(Stored dataset items)

## start

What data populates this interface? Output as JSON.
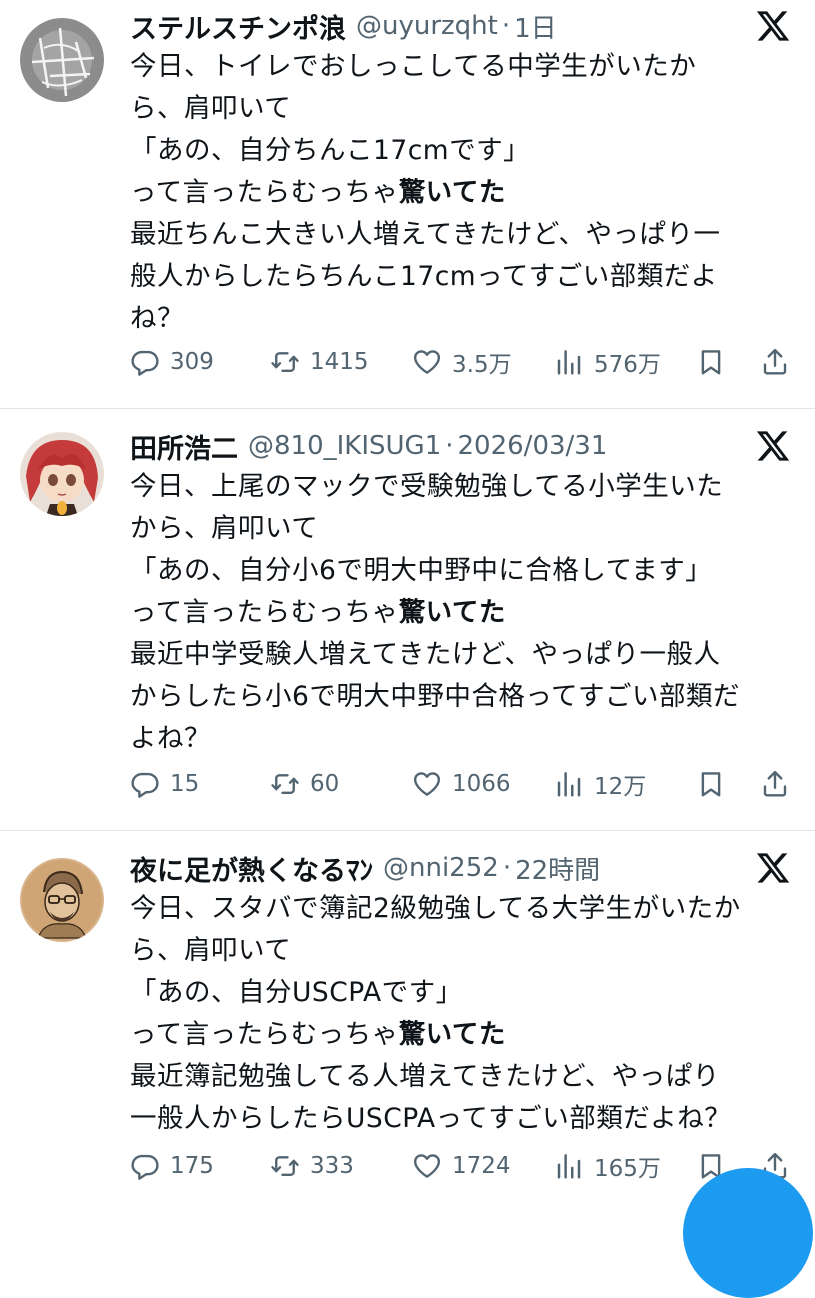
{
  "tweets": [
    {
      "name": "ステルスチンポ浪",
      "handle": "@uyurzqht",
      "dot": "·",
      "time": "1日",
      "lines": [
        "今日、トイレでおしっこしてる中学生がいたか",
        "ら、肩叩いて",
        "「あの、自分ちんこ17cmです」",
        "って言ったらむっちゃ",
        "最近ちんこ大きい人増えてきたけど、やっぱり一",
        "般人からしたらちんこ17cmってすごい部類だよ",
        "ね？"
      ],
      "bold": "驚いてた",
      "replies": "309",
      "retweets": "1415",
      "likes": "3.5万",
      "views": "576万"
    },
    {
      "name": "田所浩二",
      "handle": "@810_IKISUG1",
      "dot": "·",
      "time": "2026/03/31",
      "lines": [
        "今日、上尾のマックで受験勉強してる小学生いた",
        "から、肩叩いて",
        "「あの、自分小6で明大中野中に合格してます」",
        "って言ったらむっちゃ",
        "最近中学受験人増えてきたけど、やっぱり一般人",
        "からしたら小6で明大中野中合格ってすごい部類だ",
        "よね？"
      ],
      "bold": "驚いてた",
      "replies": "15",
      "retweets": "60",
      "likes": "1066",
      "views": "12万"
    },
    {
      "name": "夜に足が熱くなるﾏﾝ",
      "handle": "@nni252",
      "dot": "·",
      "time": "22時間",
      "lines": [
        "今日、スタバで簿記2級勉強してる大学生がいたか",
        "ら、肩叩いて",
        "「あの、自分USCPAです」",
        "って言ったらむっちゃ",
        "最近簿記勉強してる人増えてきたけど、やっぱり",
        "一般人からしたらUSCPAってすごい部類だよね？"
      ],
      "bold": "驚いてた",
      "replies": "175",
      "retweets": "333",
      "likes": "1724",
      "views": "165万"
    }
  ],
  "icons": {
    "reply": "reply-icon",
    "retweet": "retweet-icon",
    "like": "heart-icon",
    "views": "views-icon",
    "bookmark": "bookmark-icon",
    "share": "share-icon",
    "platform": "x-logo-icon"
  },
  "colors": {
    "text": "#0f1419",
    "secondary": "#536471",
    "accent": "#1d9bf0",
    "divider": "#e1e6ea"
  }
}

## end
## start

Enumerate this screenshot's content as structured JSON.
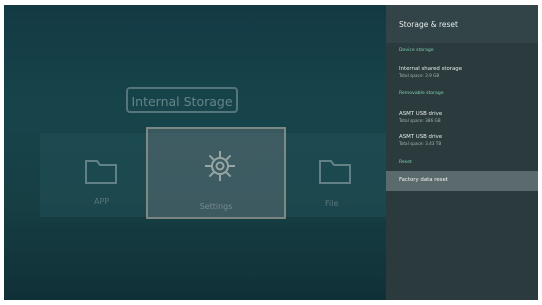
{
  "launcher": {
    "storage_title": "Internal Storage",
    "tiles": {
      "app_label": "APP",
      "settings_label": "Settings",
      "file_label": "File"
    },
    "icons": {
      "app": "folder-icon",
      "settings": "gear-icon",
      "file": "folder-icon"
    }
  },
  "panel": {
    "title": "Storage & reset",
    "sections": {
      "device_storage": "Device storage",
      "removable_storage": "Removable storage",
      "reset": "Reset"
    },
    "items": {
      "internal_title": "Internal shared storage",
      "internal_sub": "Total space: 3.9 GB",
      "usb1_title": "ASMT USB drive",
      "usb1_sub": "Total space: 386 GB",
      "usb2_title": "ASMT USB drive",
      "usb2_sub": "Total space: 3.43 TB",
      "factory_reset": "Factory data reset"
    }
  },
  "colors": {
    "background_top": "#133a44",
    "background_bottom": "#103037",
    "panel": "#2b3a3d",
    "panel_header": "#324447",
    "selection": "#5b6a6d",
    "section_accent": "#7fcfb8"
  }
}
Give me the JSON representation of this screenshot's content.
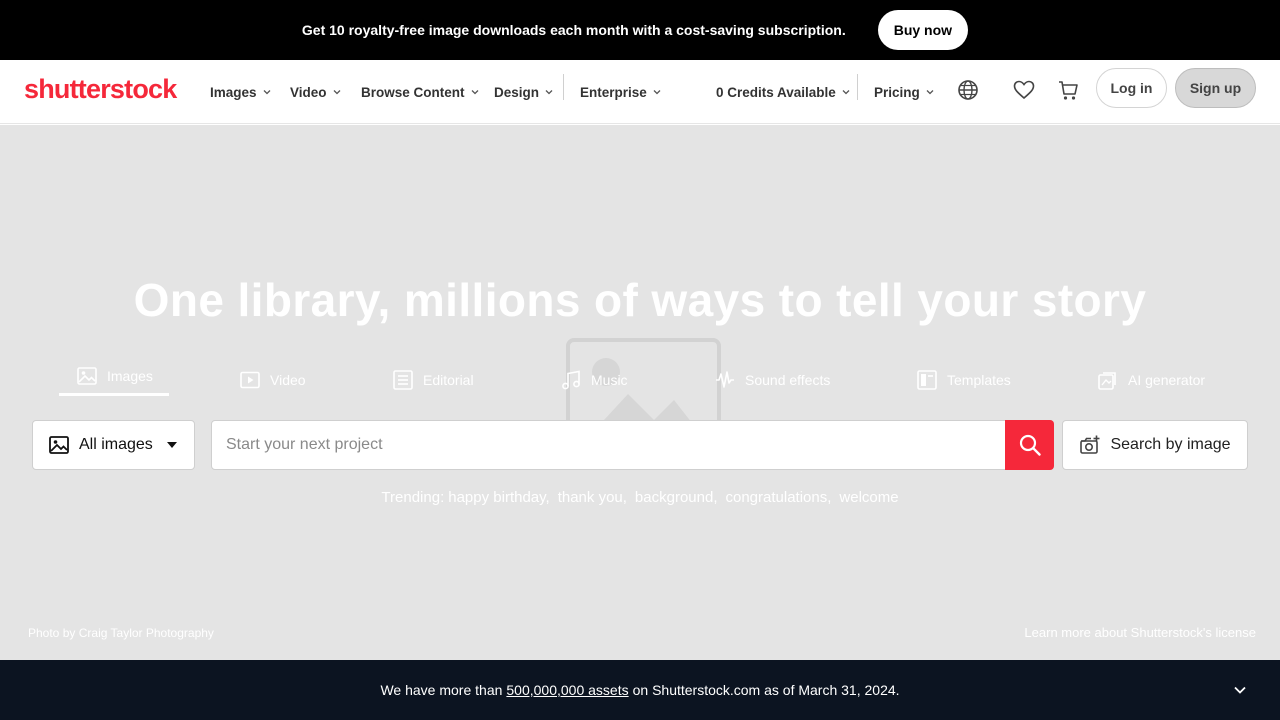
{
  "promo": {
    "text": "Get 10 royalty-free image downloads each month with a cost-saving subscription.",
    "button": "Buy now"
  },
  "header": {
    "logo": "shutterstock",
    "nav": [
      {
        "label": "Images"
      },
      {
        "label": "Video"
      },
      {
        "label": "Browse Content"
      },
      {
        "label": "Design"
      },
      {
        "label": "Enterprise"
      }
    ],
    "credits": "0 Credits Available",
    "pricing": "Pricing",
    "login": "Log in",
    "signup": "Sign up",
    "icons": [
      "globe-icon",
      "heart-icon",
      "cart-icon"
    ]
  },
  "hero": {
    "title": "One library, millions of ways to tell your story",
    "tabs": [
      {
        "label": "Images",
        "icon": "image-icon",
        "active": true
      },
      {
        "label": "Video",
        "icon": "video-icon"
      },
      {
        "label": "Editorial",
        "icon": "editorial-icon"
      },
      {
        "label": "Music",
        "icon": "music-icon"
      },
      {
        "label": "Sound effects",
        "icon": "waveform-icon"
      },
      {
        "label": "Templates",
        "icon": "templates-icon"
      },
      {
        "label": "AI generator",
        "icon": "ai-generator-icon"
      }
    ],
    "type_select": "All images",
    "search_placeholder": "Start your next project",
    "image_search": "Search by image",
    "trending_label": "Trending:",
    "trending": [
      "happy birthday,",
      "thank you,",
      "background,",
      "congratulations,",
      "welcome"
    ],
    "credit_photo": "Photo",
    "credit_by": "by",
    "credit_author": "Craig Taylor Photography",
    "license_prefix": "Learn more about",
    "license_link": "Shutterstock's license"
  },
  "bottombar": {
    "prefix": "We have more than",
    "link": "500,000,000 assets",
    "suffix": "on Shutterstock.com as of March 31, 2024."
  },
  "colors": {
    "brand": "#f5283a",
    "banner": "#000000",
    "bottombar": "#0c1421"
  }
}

## end
## start

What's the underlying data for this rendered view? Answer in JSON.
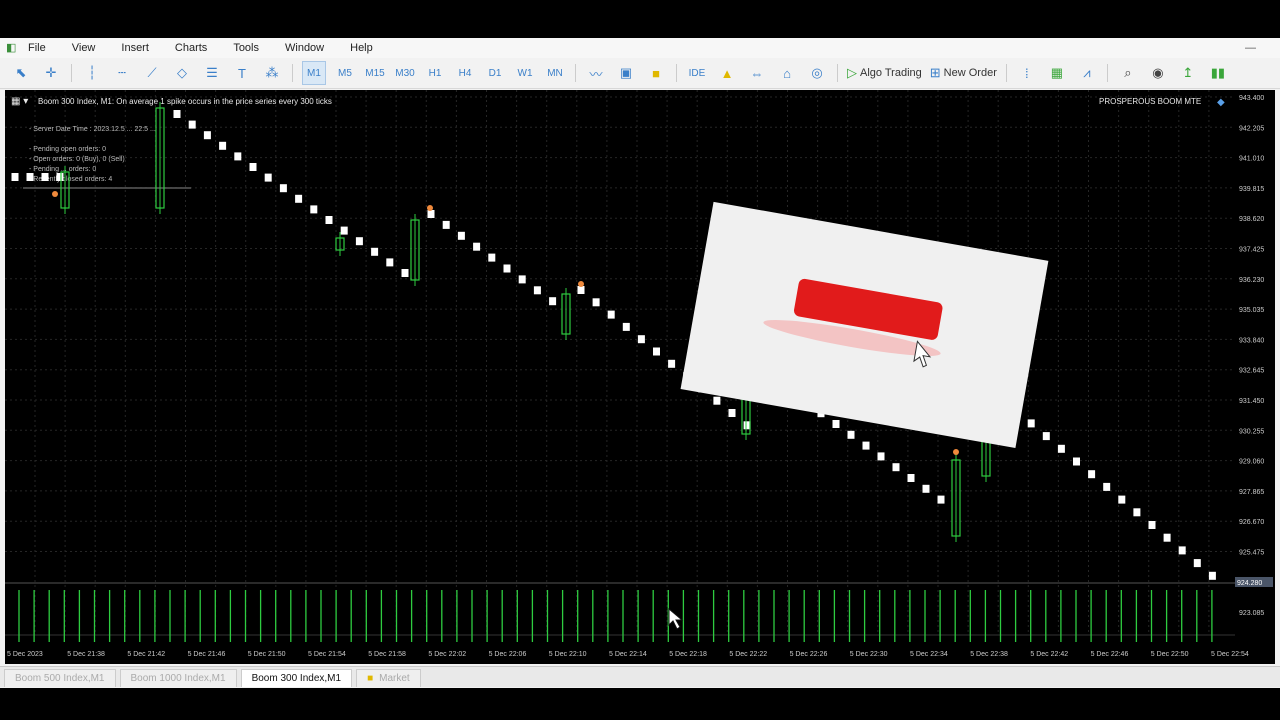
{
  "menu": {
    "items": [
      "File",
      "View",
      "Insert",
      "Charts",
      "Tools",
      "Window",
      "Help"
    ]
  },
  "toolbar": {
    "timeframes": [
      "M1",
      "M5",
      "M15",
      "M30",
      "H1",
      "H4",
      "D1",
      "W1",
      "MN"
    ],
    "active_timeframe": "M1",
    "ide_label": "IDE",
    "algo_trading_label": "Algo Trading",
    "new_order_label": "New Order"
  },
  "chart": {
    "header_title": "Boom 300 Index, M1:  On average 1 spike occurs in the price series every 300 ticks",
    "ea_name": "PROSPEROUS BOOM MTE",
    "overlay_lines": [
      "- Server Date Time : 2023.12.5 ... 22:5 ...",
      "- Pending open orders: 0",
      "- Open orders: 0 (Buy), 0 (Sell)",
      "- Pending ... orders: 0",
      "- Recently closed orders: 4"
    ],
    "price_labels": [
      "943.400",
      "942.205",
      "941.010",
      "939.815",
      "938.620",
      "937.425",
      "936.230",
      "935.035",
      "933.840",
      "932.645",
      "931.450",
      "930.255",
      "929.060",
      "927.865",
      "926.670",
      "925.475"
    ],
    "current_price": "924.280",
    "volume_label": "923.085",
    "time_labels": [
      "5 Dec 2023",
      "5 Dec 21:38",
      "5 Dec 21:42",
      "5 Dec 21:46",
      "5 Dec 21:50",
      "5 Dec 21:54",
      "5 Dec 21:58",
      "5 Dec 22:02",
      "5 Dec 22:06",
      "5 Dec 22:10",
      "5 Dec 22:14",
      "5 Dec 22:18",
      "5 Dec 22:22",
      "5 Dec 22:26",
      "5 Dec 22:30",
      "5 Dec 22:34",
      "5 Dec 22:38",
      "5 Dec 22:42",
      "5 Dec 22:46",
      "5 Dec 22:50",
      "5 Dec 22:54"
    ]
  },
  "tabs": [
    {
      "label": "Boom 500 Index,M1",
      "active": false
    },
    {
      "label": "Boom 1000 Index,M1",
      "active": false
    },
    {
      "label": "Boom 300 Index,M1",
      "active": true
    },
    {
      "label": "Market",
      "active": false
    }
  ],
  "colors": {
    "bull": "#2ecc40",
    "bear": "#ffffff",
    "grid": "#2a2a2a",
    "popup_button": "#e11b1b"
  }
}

## end

Task description:
Which lines above contain the word "views"? Copy each of them.

Written response:
      "views": "576万"
      "views": "12万"
      "views": "165万"
    "views": "views-icon",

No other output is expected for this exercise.